Spatial layout data
-.-.-

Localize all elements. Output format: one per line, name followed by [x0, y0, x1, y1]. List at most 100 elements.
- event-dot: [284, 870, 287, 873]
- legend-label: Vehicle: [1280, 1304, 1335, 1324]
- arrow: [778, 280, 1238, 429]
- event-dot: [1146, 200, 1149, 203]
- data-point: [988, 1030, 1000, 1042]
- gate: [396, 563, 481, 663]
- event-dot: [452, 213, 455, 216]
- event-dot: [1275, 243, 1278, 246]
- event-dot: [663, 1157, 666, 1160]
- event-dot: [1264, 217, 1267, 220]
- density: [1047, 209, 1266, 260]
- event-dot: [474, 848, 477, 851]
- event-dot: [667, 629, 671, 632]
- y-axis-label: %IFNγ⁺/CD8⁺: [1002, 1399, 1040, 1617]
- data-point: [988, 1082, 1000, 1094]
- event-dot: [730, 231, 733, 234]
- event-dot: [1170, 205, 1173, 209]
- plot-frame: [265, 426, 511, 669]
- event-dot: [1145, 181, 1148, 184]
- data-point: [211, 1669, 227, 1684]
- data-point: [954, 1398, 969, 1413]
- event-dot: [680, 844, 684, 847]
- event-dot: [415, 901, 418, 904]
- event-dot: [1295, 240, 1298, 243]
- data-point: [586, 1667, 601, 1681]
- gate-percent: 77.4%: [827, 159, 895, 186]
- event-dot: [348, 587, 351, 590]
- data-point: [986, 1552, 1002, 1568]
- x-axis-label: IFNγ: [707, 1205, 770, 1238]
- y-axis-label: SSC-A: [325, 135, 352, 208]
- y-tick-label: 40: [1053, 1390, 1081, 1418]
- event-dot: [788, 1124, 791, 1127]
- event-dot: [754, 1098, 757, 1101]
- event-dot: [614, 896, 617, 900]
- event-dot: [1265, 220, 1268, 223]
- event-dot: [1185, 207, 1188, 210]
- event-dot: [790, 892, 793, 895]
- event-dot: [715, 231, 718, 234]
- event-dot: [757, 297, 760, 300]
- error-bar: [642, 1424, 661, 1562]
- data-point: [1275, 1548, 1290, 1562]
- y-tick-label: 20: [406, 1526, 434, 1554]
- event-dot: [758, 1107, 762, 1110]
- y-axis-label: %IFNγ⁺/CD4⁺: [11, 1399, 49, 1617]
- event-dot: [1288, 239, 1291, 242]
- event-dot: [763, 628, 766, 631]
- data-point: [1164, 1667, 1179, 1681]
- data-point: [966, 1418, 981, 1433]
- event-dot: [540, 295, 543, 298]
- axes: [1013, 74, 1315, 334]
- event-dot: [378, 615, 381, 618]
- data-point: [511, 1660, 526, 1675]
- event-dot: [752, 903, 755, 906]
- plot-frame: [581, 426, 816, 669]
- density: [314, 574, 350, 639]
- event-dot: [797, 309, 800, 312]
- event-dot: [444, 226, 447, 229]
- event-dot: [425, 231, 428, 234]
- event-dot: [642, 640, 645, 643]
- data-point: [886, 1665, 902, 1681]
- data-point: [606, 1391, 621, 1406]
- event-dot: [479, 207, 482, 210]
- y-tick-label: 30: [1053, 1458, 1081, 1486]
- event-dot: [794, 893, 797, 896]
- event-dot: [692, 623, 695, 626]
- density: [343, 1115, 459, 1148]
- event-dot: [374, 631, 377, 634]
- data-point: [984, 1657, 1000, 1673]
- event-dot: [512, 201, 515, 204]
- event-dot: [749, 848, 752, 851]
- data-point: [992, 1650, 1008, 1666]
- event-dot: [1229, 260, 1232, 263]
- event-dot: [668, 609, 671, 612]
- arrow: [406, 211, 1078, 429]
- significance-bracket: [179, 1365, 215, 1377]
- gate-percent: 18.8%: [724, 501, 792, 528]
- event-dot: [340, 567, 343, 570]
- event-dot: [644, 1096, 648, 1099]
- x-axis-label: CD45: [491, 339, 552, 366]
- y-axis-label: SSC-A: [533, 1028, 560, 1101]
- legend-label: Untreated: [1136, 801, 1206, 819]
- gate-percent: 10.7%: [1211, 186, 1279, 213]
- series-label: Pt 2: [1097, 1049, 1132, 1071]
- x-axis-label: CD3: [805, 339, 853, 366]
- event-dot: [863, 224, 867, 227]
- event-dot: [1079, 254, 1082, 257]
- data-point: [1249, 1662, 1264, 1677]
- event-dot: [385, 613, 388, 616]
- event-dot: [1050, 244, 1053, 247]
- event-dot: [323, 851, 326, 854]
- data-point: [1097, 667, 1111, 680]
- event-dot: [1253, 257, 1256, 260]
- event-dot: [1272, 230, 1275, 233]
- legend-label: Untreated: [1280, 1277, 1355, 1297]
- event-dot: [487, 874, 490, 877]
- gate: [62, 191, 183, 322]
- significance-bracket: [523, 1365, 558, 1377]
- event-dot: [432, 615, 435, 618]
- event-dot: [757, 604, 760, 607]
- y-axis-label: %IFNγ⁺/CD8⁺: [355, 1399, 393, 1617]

-.-.-

• **PROBLEM TO SOLVE**:
Extract the lines of the data from the very first line through the line containing "- event-dot: [1146, 200, 1149, 203]", inclusive, and reproduce them verbatim.

• **OUTPUT**:
Localize all elements. Output format: one per line, name followed by [x0, y0, x1, y1]. List at most 100 elements.
- event-dot: [284, 870, 287, 873]
- legend-label: Vehicle: [1280, 1304, 1335, 1324]
- arrow: [778, 280, 1238, 429]
- event-dot: [1146, 200, 1149, 203]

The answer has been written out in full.